What is required:
The records that follow are to be repeated exactly, with the pictures removed.

Material provided:
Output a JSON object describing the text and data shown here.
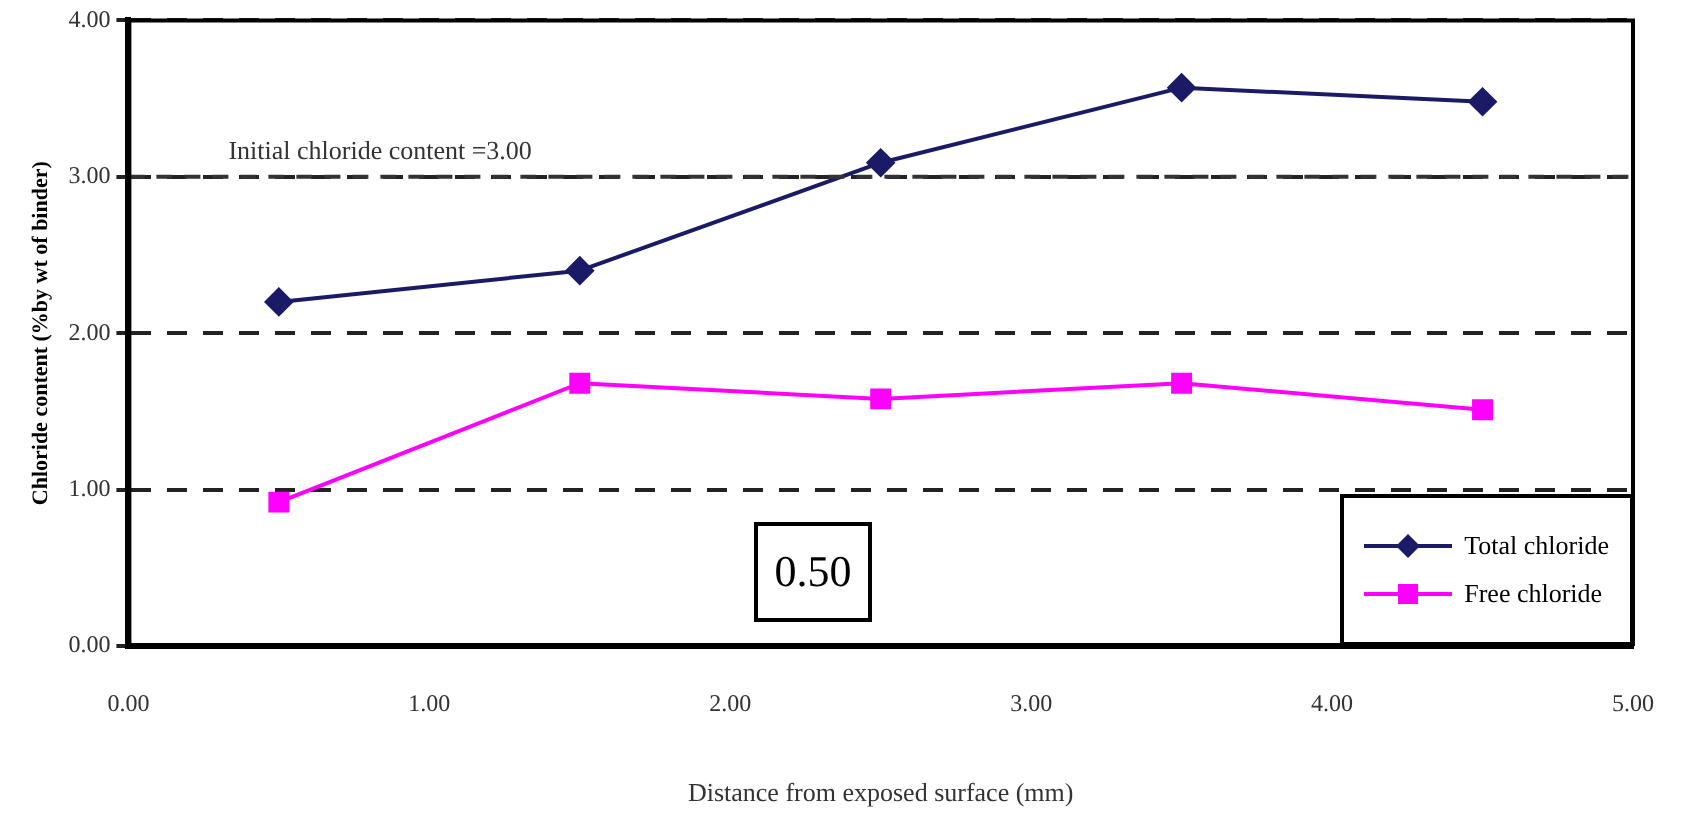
{
  "chart_data": {
    "type": "line",
    "xlabel": "Distance from exposed surface (mm)",
    "ylabel": "Chloride content (%by wt of binder)",
    "x": [
      0.5,
      1.5,
      2.5,
      3.5,
      4.5
    ],
    "series": [
      {
        "name": "Total chloride",
        "color": "#1a1a66",
        "marker": "diamond",
        "values": [
          2.2,
          2.4,
          3.09,
          3.57,
          3.48
        ]
      },
      {
        "name": "Free chloride",
        "color": "#ff00ff",
        "marker": "square",
        "values": [
          0.92,
          1.68,
          1.58,
          1.68,
          1.51
        ]
      }
    ],
    "xlim": [
      0,
      5
    ],
    "xticks": [
      {
        "value": 0,
        "label": "0.00"
      },
      {
        "value": 1,
        "label": "1.00"
      },
      {
        "value": 2,
        "label": "2.00"
      },
      {
        "value": 3,
        "label": "3.00"
      },
      {
        "value": 4,
        "label": "4.00"
      },
      {
        "value": 5,
        "label": "5.00"
      }
    ],
    "ylim": [
      0,
      4
    ],
    "yticks": [
      {
        "value": 0,
        "label": "0.00"
      },
      {
        "value": 1,
        "label": "1.00"
      },
      {
        "value": 2,
        "label": "2.00"
      },
      {
        "value": 3,
        "label": "3.00"
      },
      {
        "value": 4,
        "label": "4.00"
      }
    ],
    "grid": "y",
    "legend": "bottom right",
    "line_style": "solid",
    "ref_lines": [
      {
        "axis": "y",
        "value": 3,
        "label": "Initial chloride content =3.00",
        "line_style": "dashed"
      }
    ],
    "annotations": [
      "0.50"
    ]
  }
}
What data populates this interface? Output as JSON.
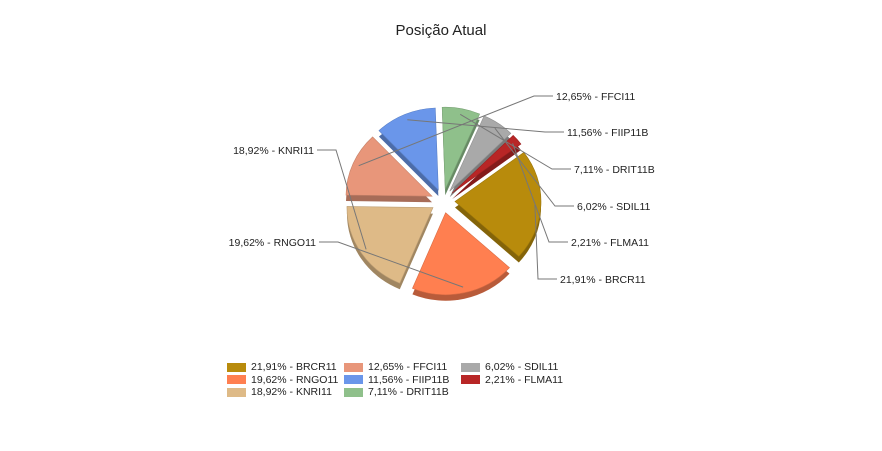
{
  "chart_data": {
    "type": "pie",
    "title": "Posição Atual",
    "slices": [
      {
        "name": "FFCI11",
        "value": 12.65,
        "label": "12,65% - FFCI11",
        "color": "#e8967a"
      },
      {
        "name": "FIIP11B",
        "value": 11.56,
        "label": "11,56% - FIIP11B",
        "color": "#6a96ea"
      },
      {
        "name": "DRIT11B",
        "value": 7.11,
        "label": "7,11% - DRIT11B",
        "color": "#8fc08b"
      },
      {
        "name": "SDIL11",
        "value": 6.02,
        "label": "6,02% - SDIL11",
        "color": "#a9a9a9"
      },
      {
        "name": "FLMA11",
        "value": 2.21,
        "label": "2,21% - FLMA11",
        "color": "#b82626"
      },
      {
        "name": "BRCR11",
        "value": 21.91,
        "label": "21,91% - BRCR11",
        "color": "#b88b0c"
      },
      {
        "name": "RNGO11",
        "value": 19.62,
        "label": "19,62% - RNGO11",
        "color": "#ff7f50"
      },
      {
        "name": "KNRI11",
        "value": 18.92,
        "label": "18,92% - KNRI11",
        "color": "#deba87"
      }
    ],
    "legend": [
      {
        "label": "21,91% - BRCR11",
        "color": "#b88b0c"
      },
      {
        "label": "12,65% - FFCI11",
        "color": "#e8967a"
      },
      {
        "label": "6,02% - SDIL11",
        "color": "#a9a9a9"
      },
      {
        "label": "19,62% - RNGO11",
        "color": "#ff7f50"
      },
      {
        "label": "11,56% - FIIP11B",
        "color": "#6a96ea"
      },
      {
        "label": "2,21% - FLMA11",
        "color": "#b82626"
      },
      {
        "label": "18,92% - KNRI11",
        "color": "#deba87"
      },
      {
        "label": "7,11% - DRIT11B",
        "color": "#8fc08b"
      }
    ],
    "legend_position": "bottom"
  }
}
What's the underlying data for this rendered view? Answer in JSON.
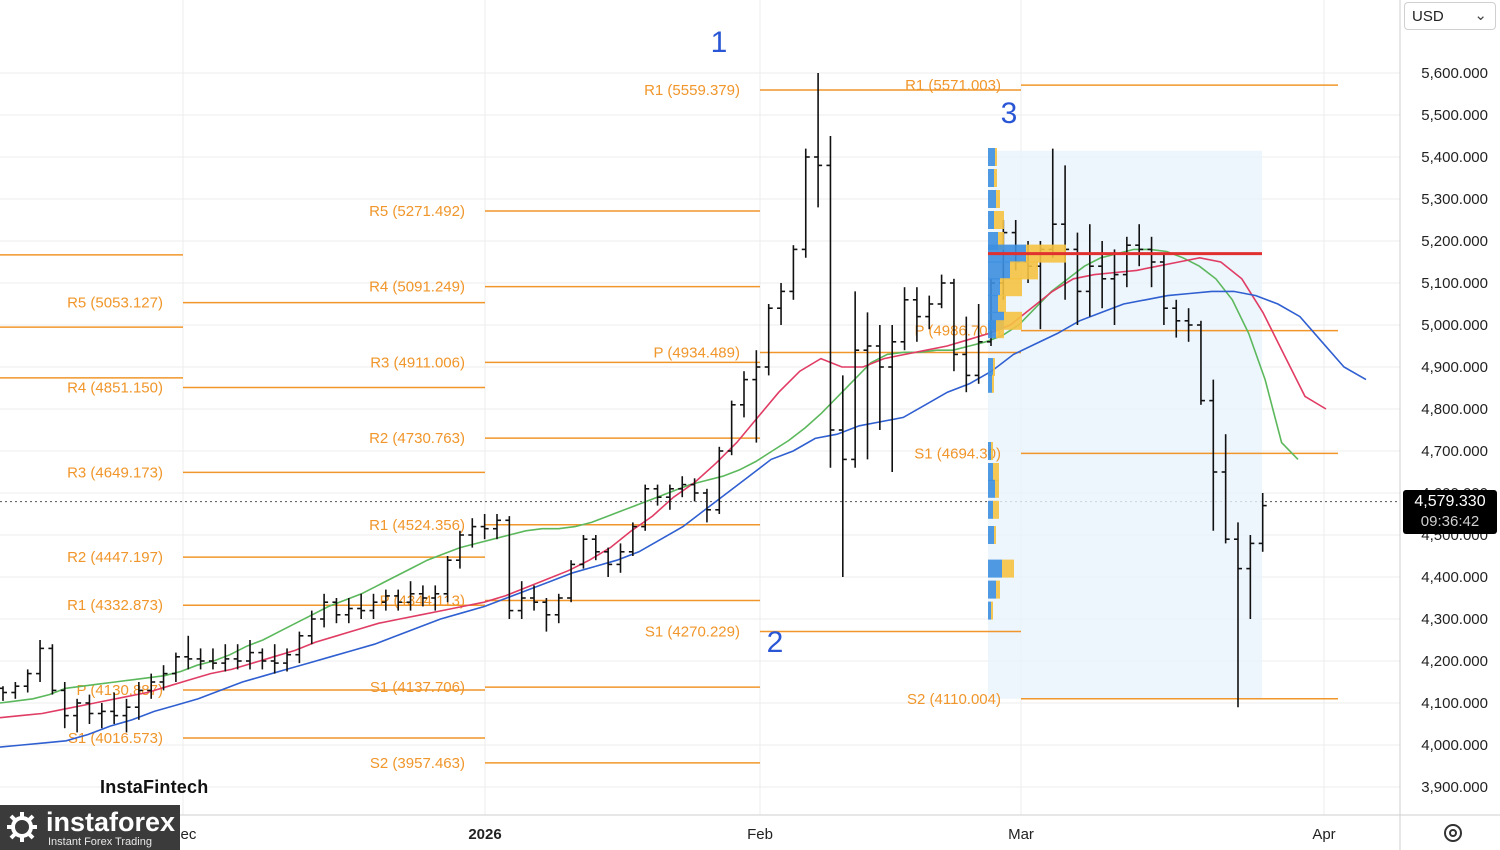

Output of the task:
Output a JSON object describing the text and data shown here.
{
  "chart_data": {
    "type": "line",
    "xlabel": "Distance from exposed surface (mm)",
    "ylabel": "Chloride content (%by wt of binder)",
    "x": [
      0.5,
      1.5,
      2.5,
      3.5,
      4.5
    ],
    "series": [
      {
        "name": "Total chloride",
        "color": "#1a1a66",
        "marker": "diamond",
        "values": [
          2.2,
          2.4,
          3.09,
          3.57,
          3.48
        ]
      },
      {
        "name": "Free chloride",
        "color": "#ff00ff",
        "marker": "square",
        "values": [
          0.92,
          1.68,
          1.58,
          1.68,
          1.51
        ]
      }
    ],
    "xlim": [
      0,
      5
    ],
    "xticks": [
      {
        "value": 0,
        "label": "0.00"
      },
      {
        "value": 1,
        "label": "1.00"
      },
      {
        "value": 2,
        "label": "2.00"
      },
      {
        "value": 3,
        "label": "3.00"
      },
      {
        "value": 4,
        "label": "4.00"
      },
      {
        "value": 5,
        "label": "5.00"
      }
    ],
    "ylim": [
      0,
      4
    ],
    "yticks": [
      {
        "value": 0,
        "label": "0.00"
      },
      {
        "value": 1,
        "label": "1.00"
      },
      {
        "value": 2,
        "label": "2.00"
      },
      {
        "value": 3,
        "label": "3.00"
      },
      {
        "value": 4,
        "label": "4.00"
      }
    ],
    "grid": "y",
    "legend": "bottom right",
    "line_style": "solid",
    "ref_lines": [
      {
        "axis": "y",
        "value": 3,
        "label": "Initial chloride content =3.00",
        "line_style": "dashed"
      }
    ],
    "annotations": [
      "0.50"
    ]
  }
}
What data populates this interface? Output as JSON.
{
  "chart_data": {
    "type": "pie",
    "title": "Posição Atual",
    "slices": [
      {
        "name": "FFCI11",
        "value": 12.65,
        "label": "12,65% - FFCI11",
        "color": "#e8967a"
      },
      {
        "name": "FIIP11B",
        "value": 11.56,
        "label": "11,56% - FIIP11B",
        "color": "#6a96ea"
      },
      {
        "name": "DRIT11B",
        "value": 7.11,
        "label": "7,11% - DRIT11B",
        "color": "#8fc08b"
      },
      {
        "name": "SDIL11",
        "value": 6.02,
        "label": "6,02% - SDIL11",
        "color": "#a9a9a9"
      },
      {
        "name": "FLMA11",
        "value": 2.21,
        "label": "2,21% - FLMA11",
        "color": "#b82626"
      },
      {
        "name": "BRCR11",
        "value": 21.91,
        "label": "21,91% - BRCR11",
        "color": "#b88b0c"
      },
      {
        "name": "RNGO11",
        "value": 19.62,
        "label": "19,62% - RNGO11",
        "color": "#ff7f50"
      },
      {
        "name": "KNRI11",
        "value": 18.92,
        "label": "18,92% - KNRI11",
        "color": "#deba87"
      }
    ],
    "legend": [
      {
        "label": "21,91% - BRCR11",
        "color": "#b88b0c"
      },
      {
        "label": "12,65% - FFCI11",
        "color": "#e8967a"
      },
      {
        "label": "6,02% - SDIL11",
        "color": "#a9a9a9"
      },
      {
        "label": "19,62% - RNGO11",
        "color": "#ff7f50"
      },
      {
        "label": "11,56% - FIIP11B",
        "color": "#6a96ea"
      },
      {
        "label": "2,21% - FLMA11",
        "color": "#b82626"
      },
      {
        "label": "18,92% - KNRI11",
        "color": "#deba87"
      },
      {
        "label": "7,11% - DRIT11B",
        "color": "#8fc08b"
      }
    ],
    "legend_position": "bottom"
  }
}
What's the underlying data for this rendered view? Answer in JSON.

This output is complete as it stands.